▶ **Objective**
In the listing below, count the lines with "title" and report only the figure.
##### Excerpted records
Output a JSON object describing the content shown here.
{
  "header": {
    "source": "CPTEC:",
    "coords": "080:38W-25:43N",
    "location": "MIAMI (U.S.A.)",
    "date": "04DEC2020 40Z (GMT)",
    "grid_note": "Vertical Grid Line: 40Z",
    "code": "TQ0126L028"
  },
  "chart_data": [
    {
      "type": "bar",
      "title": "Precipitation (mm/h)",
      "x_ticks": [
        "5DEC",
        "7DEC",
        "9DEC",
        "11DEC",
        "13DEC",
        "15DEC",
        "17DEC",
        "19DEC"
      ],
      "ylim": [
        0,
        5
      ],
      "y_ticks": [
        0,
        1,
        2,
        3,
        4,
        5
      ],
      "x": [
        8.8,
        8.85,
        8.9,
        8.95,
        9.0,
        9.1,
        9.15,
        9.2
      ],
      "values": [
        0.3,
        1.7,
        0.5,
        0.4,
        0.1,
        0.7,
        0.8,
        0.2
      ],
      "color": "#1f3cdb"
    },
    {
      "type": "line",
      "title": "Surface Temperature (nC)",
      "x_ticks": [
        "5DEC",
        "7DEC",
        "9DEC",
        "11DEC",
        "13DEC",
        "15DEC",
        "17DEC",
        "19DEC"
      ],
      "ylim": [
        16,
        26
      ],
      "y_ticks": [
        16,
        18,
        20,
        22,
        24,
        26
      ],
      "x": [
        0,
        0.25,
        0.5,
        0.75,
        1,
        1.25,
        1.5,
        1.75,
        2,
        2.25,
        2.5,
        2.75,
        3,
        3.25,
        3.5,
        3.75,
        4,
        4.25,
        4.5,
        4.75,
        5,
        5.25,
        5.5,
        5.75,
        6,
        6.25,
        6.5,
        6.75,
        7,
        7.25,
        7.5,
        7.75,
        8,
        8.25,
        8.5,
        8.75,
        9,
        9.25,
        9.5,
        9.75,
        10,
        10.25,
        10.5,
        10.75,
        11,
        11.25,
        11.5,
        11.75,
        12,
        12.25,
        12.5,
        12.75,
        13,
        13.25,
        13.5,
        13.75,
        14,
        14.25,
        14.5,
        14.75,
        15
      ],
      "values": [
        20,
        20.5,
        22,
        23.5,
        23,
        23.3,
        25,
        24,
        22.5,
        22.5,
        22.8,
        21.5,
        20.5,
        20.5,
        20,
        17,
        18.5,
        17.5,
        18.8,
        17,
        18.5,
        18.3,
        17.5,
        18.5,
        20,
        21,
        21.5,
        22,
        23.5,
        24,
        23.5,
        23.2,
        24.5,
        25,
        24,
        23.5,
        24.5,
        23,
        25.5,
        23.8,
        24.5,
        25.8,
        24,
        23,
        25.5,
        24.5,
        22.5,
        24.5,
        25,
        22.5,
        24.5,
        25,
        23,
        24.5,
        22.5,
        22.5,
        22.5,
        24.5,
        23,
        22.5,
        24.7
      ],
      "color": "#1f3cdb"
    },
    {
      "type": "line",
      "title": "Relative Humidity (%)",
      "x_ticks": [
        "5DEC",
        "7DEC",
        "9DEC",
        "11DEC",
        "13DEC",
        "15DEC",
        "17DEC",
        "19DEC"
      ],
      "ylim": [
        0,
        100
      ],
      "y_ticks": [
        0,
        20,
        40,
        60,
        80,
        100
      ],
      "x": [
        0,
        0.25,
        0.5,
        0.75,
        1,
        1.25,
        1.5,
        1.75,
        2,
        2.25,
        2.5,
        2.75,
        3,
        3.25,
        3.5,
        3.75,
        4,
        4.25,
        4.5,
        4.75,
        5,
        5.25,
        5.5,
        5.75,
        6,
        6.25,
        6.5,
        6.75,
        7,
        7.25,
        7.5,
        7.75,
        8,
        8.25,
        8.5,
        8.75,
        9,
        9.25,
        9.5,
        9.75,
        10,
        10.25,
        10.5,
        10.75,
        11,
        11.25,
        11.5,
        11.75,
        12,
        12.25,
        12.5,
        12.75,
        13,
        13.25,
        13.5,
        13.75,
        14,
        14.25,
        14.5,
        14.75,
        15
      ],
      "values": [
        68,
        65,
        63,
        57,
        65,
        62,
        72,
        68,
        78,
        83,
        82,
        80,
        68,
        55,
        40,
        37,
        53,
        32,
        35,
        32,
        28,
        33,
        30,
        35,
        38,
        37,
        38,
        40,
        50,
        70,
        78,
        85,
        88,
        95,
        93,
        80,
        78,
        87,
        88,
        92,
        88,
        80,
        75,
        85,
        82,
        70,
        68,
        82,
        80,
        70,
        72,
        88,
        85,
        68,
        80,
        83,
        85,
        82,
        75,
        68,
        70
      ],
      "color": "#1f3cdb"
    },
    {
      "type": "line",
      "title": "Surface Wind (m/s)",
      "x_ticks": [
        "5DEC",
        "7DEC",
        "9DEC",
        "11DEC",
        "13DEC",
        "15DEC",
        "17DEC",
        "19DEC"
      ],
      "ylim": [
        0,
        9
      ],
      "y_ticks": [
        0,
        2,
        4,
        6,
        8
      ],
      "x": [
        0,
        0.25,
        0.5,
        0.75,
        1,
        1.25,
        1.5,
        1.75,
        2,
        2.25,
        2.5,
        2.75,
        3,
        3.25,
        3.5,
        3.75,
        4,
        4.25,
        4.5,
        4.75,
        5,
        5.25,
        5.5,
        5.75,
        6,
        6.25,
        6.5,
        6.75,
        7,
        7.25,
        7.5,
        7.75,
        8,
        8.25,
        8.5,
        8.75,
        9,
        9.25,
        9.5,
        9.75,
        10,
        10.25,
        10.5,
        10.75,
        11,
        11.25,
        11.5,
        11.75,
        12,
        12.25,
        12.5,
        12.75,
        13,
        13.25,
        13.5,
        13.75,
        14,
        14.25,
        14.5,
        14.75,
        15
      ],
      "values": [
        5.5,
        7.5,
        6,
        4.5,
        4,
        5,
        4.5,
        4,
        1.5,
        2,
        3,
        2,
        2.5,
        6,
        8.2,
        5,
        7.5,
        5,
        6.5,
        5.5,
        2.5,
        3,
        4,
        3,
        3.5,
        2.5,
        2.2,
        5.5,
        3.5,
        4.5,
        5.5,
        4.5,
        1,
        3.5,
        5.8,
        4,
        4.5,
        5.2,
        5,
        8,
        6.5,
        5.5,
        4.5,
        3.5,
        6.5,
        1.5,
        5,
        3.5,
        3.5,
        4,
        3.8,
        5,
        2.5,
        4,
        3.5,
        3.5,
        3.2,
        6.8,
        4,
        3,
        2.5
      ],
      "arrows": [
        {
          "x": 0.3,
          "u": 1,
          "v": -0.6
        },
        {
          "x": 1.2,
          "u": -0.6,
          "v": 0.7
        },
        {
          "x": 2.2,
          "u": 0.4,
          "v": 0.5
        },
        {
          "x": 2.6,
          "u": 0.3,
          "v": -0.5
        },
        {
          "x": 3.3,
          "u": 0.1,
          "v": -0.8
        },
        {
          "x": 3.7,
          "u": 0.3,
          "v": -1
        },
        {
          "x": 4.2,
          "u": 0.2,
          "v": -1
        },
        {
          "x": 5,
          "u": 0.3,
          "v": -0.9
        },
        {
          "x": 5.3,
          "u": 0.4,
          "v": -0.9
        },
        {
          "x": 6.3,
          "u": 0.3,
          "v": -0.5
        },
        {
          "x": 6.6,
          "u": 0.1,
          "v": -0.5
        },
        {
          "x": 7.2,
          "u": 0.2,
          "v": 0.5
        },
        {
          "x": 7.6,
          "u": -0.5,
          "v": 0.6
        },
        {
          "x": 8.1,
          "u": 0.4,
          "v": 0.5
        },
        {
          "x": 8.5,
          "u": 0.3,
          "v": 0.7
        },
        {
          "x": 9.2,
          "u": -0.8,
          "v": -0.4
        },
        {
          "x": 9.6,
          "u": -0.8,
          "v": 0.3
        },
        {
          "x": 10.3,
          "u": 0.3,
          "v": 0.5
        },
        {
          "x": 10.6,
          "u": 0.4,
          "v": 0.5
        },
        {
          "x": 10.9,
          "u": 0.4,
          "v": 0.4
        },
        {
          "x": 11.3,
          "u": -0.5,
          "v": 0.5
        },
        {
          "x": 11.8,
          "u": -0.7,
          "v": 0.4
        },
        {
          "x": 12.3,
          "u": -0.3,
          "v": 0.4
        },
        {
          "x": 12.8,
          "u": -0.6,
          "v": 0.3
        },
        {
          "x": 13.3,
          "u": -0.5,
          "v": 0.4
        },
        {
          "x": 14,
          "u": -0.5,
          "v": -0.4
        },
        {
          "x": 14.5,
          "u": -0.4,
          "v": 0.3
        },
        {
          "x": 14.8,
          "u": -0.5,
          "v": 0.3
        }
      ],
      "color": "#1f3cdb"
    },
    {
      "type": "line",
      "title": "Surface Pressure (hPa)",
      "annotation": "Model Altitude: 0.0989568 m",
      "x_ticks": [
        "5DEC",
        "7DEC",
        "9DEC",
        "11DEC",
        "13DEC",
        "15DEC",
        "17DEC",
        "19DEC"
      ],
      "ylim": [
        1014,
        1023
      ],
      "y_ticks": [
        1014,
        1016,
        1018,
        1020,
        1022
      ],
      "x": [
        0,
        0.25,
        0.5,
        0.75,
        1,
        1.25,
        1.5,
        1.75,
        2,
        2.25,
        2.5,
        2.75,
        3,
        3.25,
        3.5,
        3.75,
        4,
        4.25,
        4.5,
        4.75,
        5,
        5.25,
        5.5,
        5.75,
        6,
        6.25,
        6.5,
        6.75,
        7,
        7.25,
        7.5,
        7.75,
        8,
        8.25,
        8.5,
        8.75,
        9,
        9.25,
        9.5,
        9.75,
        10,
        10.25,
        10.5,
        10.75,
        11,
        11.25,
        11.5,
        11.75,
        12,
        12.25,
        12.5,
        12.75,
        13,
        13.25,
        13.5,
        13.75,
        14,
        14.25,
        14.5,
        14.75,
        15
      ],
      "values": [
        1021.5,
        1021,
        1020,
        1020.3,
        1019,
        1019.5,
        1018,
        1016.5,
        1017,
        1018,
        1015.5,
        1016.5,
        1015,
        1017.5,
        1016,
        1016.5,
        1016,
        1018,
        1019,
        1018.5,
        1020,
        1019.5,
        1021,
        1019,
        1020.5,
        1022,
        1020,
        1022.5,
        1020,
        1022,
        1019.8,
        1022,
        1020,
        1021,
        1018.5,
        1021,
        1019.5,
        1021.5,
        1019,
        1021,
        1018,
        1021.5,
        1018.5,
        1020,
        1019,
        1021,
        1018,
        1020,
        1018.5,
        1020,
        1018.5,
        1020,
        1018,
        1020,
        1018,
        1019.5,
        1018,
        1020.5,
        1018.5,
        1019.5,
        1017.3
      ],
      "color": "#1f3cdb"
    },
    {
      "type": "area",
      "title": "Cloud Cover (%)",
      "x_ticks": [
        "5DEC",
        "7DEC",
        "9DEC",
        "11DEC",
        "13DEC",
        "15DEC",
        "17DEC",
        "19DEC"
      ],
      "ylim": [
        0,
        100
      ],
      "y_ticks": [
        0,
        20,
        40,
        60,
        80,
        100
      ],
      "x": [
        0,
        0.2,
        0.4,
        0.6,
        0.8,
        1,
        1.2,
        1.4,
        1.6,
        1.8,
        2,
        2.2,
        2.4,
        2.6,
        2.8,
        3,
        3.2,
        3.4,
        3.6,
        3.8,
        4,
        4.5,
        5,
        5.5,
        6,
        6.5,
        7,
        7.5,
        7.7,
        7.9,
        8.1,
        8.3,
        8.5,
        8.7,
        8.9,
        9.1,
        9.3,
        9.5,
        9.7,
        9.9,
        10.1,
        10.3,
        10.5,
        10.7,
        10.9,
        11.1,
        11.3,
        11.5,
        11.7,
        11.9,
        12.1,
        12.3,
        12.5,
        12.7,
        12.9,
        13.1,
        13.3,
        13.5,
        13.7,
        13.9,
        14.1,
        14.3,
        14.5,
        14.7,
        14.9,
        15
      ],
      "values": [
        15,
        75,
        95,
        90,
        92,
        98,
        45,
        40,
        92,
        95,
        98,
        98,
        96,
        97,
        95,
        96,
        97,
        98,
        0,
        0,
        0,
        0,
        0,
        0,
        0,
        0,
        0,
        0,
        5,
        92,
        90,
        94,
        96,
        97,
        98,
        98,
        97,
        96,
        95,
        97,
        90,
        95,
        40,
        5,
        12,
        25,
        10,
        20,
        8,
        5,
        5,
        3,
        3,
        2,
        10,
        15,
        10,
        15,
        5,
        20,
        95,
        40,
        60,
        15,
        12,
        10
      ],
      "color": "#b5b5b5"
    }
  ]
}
##########
▶ **Result of the exercise**
6